▶ _Input material_
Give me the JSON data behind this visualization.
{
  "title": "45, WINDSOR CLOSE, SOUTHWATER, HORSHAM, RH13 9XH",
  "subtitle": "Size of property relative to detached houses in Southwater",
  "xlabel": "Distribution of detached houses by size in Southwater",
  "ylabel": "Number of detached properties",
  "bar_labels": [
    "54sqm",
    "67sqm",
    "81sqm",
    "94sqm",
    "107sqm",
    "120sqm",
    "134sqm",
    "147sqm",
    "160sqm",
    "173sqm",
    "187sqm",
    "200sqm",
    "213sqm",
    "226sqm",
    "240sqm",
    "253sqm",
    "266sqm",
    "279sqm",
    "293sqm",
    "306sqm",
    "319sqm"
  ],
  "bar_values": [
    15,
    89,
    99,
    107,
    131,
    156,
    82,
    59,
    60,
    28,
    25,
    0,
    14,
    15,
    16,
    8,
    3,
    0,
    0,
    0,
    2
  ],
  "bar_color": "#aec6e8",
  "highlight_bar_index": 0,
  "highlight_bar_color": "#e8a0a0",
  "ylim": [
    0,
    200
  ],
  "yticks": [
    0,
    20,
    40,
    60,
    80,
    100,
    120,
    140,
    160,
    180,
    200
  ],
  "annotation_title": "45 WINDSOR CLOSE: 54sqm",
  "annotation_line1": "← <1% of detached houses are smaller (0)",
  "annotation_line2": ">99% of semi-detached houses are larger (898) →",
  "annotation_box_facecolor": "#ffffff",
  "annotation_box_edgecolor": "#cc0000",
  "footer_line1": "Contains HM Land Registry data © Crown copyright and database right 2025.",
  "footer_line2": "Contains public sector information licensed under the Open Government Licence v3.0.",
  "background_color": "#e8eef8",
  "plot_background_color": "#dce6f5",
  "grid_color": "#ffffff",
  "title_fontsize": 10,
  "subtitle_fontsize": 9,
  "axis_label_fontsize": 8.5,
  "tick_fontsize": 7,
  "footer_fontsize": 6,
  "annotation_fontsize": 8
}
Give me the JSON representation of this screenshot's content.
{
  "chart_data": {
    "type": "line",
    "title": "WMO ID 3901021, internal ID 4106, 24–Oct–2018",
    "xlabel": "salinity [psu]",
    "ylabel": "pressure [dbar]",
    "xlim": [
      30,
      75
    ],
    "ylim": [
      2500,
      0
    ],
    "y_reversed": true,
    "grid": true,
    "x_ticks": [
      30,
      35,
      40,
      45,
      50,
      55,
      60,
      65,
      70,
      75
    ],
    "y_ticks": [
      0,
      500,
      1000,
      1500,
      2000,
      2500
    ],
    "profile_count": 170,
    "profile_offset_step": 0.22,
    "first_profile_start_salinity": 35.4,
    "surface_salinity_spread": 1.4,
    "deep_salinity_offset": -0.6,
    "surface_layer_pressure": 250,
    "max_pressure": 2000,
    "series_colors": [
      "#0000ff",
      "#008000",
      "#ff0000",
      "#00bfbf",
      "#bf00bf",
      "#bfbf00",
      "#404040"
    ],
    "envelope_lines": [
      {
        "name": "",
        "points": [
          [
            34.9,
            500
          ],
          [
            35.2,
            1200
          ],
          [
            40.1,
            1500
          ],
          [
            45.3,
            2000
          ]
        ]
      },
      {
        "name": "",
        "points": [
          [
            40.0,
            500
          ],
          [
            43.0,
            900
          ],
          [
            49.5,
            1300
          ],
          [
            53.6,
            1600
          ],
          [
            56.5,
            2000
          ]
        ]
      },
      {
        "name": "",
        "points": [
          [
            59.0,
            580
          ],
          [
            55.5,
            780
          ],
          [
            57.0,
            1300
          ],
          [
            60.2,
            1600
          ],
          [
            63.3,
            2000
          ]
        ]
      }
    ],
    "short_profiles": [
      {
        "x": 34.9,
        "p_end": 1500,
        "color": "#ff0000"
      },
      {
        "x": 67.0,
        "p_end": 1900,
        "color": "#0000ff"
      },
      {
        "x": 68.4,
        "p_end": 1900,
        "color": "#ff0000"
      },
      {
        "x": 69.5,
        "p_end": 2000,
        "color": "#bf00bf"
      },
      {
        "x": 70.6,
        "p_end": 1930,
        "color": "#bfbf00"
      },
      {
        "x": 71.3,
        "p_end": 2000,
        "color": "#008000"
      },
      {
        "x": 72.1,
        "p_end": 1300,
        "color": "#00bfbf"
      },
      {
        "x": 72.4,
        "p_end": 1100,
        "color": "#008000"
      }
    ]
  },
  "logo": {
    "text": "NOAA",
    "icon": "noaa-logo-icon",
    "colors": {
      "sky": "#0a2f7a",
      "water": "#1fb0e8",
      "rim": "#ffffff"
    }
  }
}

▶ _Exercise_
Every line of the data above should be reproduced word for word.

▶ _Solution to the exercise_
Give me the JSON data behind this visualization.
{
  "title": "45, WINDSOR CLOSE, SOUTHWATER, HORSHAM, RH13 9XH",
  "subtitle": "Size of property relative to detached houses in Southwater",
  "xlabel": "Distribution of detached houses by size in Southwater",
  "ylabel": "Number of detached properties",
  "bar_labels": [
    "54sqm",
    "67sqm",
    "81sqm",
    "94sqm",
    "107sqm",
    "120sqm",
    "134sqm",
    "147sqm",
    "160sqm",
    "173sqm",
    "187sqm",
    "200sqm",
    "213sqm",
    "226sqm",
    "240sqm",
    "253sqm",
    "266sqm",
    "279sqm",
    "293sqm",
    "306sqm",
    "319sqm"
  ],
  "bar_values": [
    15,
    89,
    99,
    107,
    131,
    156,
    82,
    59,
    60,
    28,
    25,
    0,
    14,
    15,
    16,
    8,
    3,
    0,
    0,
    0,
    2
  ],
  "bar_color": "#aec6e8",
  "highlight_bar_index": 0,
  "highlight_bar_color": "#e8a0a0",
  "ylim": [
    0,
    200
  ],
  "yticks": [
    0,
    20,
    40,
    60,
    80,
    100,
    120,
    140,
    160,
    180,
    200
  ],
  "annotation_title": "45 WINDSOR CLOSE: 54sqm",
  "annotation_line1": "← <1% of detached houses are smaller (0)",
  "annotation_line2": ">99% of semi-detached houses are larger (898) →",
  "annotation_box_facecolor": "#ffffff",
  "annotation_box_edgecolor": "#cc0000",
  "footer_line1": "Contains HM Land Registry data © Crown copyright and database right 2025.",
  "footer_line2": "Contains public sector information licensed under the Open Government Licence v3.0.",
  "background_color": "#e8eef8",
  "plot_background_color": "#dce6f5",
  "grid_color": "#ffffff",
  "title_fontsize": 10,
  "subtitle_fontsize": 9,
  "axis_label_fontsize": 8.5,
  "tick_fontsize": 7,
  "footer_fontsize": 6,
  "annotation_fontsize": 8
}
Give me the JSON representation of this screenshot's content.
{
  "chart_data": {
    "type": "line",
    "title": "WMO ID 3901021, internal ID 4106, 24–Oct–2018",
    "xlabel": "salinity [psu]",
    "ylabel": "pressure [dbar]",
    "xlim": [
      30,
      75
    ],
    "ylim": [
      2500,
      0
    ],
    "y_reversed": true,
    "grid": true,
    "x_ticks": [
      30,
      35,
      40,
      45,
      50,
      55,
      60,
      65,
      70,
      75
    ],
    "y_ticks": [
      0,
      500,
      1000,
      1500,
      2000,
      2500
    ],
    "profile_count": 170,
    "profile_offset_step": 0.22,
    "first_profile_start_salinity": 35.4,
    "surface_salinity_spread": 1.4,
    "deep_salinity_offset": -0.6,
    "surface_layer_pressure": 250,
    "max_pressure": 2000,
    "series_colors": [
      "#0000ff",
      "#008000",
      "#ff0000",
      "#00bfbf",
      "#bf00bf",
      "#bfbf00",
      "#404040"
    ],
    "envelope_lines": [
      {
        "name": "",
        "points": [
          [
            34.9,
            500
          ],
          [
            35.2,
            1200
          ],
          [
            40.1,
            1500
          ],
          [
            45.3,
            2000
          ]
        ]
      },
      {
        "name": "",
        "points": [
          [
            40.0,
            500
          ],
          [
            43.0,
            900
          ],
          [
            49.5,
            1300
          ],
          [
            53.6,
            1600
          ],
          [
            56.5,
            2000
          ]
        ]
      },
      {
        "name": "",
        "points": [
          [
            59.0,
            580
          ],
          [
            55.5,
            780
          ],
          [
            57.0,
            1300
          ],
          [
            60.2,
            1600
          ],
          [
            63.3,
            2000
          ]
        ]
      }
    ],
    "short_profiles": [
      {
        "x": 34.9,
        "p_end": 1500,
        "color": "#ff0000"
      },
      {
        "x": 67.0,
        "p_end": 1900,
        "color": "#0000ff"
      },
      {
        "x": 68.4,
        "p_end": 1900,
        "color": "#ff0000"
      },
      {
        "x": 69.5,
        "p_end": 2000,
        "color": "#bf00bf"
      },
      {
        "x": 70.6,
        "p_end": 1930,
        "color": "#bfbf00"
      },
      {
        "x": 71.3,
        "p_end": 2000,
        "color": "#008000"
      },
      {
        "x": 72.1,
        "p_end": 1300,
        "color": "#00bfbf"
      },
      {
        "x": 72.4,
        "p_end": 1100,
        "color": "#008000"
      }
    ]
  },
  "logo": {
    "text": "NOAA",
    "icon": "noaa-logo-icon",
    "colors": {
      "sky": "#0a2f7a",
      "water": "#1fb0e8",
      "rim": "#ffffff"
    }
  }
}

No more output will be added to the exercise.